- LISTED RECORDS:
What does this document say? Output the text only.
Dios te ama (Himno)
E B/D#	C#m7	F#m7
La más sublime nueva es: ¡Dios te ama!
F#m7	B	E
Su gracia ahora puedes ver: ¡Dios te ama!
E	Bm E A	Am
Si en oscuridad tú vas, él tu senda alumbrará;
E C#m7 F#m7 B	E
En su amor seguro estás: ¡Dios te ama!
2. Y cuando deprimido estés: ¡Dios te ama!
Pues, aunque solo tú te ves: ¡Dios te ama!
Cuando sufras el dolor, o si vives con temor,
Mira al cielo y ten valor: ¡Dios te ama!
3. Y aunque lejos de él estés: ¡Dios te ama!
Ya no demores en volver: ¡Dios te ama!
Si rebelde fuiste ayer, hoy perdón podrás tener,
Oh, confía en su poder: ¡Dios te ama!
==
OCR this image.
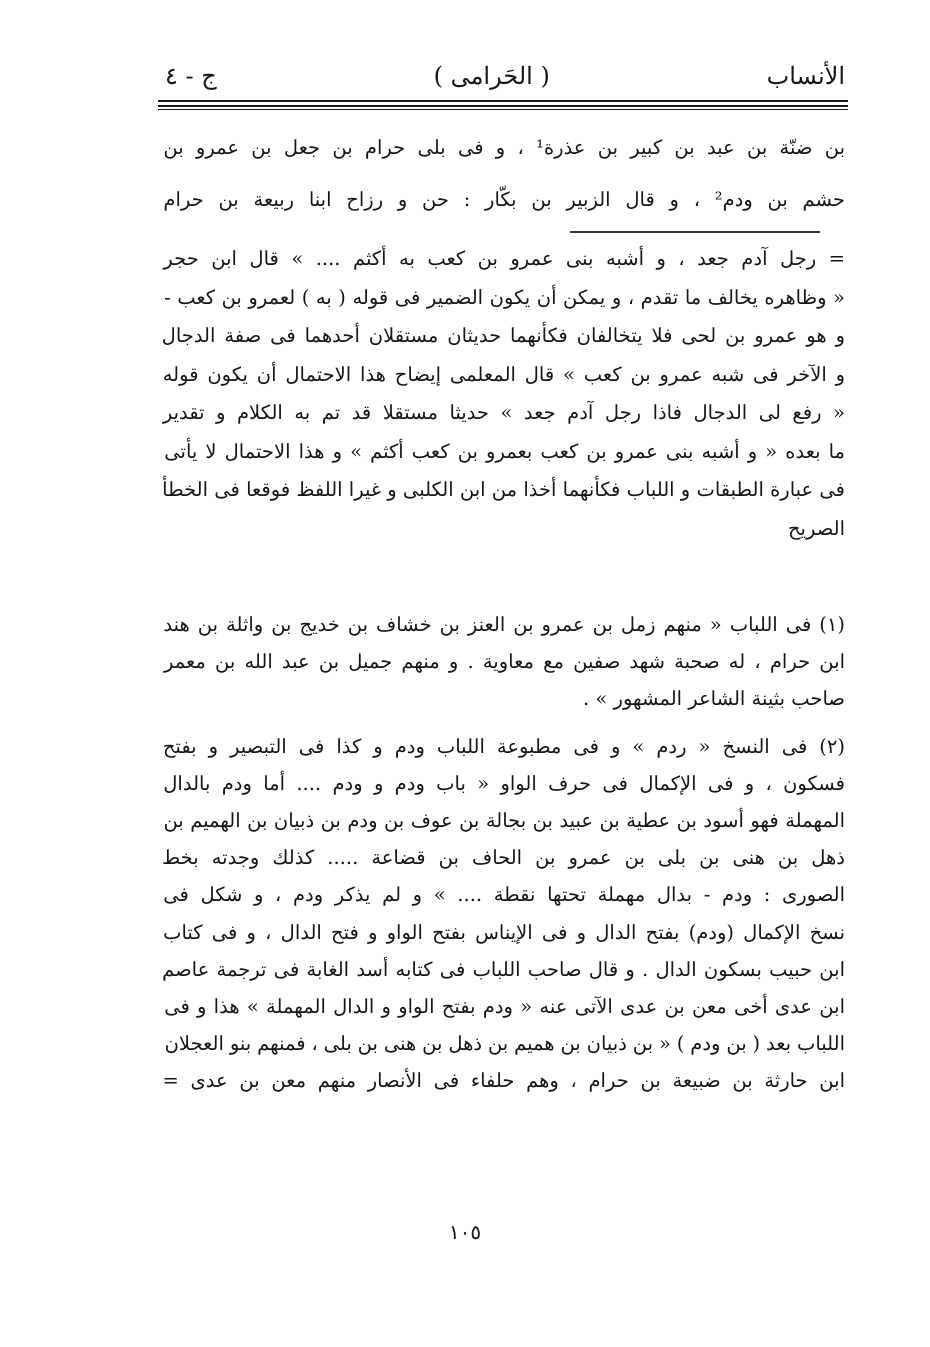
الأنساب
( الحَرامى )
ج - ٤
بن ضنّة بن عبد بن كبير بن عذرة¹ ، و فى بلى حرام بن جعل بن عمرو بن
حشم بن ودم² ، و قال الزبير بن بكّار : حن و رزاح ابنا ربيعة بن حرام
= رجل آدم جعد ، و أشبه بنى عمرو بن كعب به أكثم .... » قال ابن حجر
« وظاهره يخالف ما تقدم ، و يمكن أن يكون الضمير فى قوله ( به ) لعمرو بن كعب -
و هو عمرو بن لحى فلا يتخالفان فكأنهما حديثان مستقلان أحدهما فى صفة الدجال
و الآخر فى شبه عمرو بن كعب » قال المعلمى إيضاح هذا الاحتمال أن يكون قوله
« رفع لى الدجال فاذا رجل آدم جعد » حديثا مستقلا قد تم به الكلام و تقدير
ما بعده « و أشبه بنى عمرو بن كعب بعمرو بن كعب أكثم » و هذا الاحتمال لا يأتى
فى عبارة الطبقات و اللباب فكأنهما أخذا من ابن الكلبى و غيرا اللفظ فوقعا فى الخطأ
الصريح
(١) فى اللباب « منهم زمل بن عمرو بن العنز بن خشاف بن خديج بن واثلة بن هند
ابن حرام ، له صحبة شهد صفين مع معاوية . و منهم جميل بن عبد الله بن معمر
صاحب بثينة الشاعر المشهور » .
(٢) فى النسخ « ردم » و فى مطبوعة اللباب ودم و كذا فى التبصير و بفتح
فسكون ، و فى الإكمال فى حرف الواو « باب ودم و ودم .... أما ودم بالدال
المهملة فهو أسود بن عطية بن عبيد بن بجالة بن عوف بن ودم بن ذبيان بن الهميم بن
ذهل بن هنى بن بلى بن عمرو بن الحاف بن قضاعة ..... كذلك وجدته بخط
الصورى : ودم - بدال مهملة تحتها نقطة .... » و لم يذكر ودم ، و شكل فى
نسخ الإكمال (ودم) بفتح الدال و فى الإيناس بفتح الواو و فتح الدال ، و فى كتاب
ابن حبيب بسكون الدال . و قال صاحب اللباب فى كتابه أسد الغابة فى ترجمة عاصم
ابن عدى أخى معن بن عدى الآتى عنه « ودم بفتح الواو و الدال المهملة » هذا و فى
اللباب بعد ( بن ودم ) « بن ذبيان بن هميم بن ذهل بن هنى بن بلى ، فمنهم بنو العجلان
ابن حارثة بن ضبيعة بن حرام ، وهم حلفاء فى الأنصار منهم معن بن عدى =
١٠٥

- TASK TO CARRY OUT: Check every line of the data, and copy the ones that contain "ذبيان".

- ANSWER FOR THE TASK:
المهملة فهو أسود بن عطية بن عبيد بن بجالة بن عوف بن ودم بن ذبيان بن الهميم بن
اللباب بعد ( بن ودم ) « بن ذبيان بن هميم بن ذهل بن هنى بن بلى ، فمنهم بنو العجلان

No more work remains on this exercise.